What to do:
What is the number of lines holding the word "JSON"? Give that number alone.

Exercise materials:
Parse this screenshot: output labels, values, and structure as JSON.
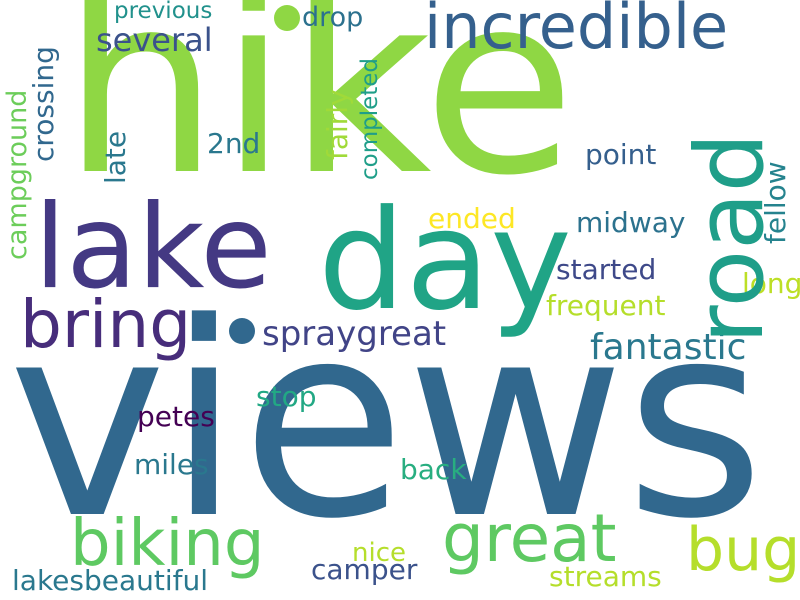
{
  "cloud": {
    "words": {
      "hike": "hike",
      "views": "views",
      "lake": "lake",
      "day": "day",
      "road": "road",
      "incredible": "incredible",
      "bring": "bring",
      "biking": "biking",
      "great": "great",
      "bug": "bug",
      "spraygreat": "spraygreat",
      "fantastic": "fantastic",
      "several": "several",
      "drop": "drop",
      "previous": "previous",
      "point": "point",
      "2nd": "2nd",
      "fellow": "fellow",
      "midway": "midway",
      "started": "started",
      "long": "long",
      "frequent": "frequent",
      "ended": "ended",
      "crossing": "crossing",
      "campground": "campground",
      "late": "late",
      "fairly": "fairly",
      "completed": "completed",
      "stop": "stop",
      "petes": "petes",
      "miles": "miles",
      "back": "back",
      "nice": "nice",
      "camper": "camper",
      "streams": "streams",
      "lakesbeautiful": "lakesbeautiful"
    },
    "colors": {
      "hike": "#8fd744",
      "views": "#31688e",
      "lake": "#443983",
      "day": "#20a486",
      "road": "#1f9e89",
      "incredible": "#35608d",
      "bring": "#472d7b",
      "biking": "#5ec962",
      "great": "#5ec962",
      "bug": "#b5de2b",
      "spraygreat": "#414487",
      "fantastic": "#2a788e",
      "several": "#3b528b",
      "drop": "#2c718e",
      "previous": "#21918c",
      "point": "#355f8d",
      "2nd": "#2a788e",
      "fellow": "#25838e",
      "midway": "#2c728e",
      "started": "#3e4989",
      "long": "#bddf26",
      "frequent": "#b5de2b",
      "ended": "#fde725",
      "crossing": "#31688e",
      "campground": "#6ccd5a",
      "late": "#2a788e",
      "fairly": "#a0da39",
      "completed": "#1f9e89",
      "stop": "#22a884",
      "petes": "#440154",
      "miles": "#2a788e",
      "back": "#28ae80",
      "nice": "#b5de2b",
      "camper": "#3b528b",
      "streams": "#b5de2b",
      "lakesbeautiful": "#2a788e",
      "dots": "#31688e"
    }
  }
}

...

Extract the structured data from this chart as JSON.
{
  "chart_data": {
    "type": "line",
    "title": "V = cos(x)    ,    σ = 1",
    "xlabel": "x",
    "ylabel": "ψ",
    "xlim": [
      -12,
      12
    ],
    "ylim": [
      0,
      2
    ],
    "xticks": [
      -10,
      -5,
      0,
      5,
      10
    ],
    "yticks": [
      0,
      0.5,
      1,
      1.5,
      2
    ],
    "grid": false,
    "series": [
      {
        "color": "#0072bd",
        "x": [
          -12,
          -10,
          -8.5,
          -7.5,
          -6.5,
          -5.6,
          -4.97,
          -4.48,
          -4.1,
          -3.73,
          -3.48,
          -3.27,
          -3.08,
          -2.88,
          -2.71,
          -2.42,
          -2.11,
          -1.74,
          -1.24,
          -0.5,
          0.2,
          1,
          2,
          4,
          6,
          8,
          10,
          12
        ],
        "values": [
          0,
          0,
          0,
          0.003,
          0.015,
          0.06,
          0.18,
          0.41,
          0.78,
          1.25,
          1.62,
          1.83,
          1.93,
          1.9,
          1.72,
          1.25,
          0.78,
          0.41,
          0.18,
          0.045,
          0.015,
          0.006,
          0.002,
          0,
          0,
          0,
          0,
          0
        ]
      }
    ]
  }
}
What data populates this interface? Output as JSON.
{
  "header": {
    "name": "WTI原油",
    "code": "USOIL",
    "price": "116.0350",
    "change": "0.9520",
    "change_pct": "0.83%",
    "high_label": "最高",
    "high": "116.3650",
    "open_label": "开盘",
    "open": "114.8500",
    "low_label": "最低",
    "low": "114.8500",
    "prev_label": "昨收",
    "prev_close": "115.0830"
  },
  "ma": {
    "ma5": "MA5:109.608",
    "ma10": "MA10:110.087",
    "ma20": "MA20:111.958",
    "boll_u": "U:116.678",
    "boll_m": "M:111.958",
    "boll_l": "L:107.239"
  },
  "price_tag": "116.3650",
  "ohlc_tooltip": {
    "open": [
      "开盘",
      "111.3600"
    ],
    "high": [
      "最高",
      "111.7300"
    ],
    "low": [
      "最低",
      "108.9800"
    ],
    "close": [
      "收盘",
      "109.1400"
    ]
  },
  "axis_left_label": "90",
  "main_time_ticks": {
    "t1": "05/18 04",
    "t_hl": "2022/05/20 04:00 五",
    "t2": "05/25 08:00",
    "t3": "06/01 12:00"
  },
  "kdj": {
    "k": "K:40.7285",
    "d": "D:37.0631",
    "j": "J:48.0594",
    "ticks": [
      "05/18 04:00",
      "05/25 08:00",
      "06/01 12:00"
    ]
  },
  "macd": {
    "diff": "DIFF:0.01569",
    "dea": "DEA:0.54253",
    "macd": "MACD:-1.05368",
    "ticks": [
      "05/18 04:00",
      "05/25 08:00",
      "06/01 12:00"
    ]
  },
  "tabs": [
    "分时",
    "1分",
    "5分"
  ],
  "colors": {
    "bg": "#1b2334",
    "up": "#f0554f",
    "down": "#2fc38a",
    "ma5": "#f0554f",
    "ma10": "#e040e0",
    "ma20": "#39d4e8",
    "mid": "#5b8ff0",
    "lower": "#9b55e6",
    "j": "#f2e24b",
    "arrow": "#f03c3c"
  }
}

Written solution:
3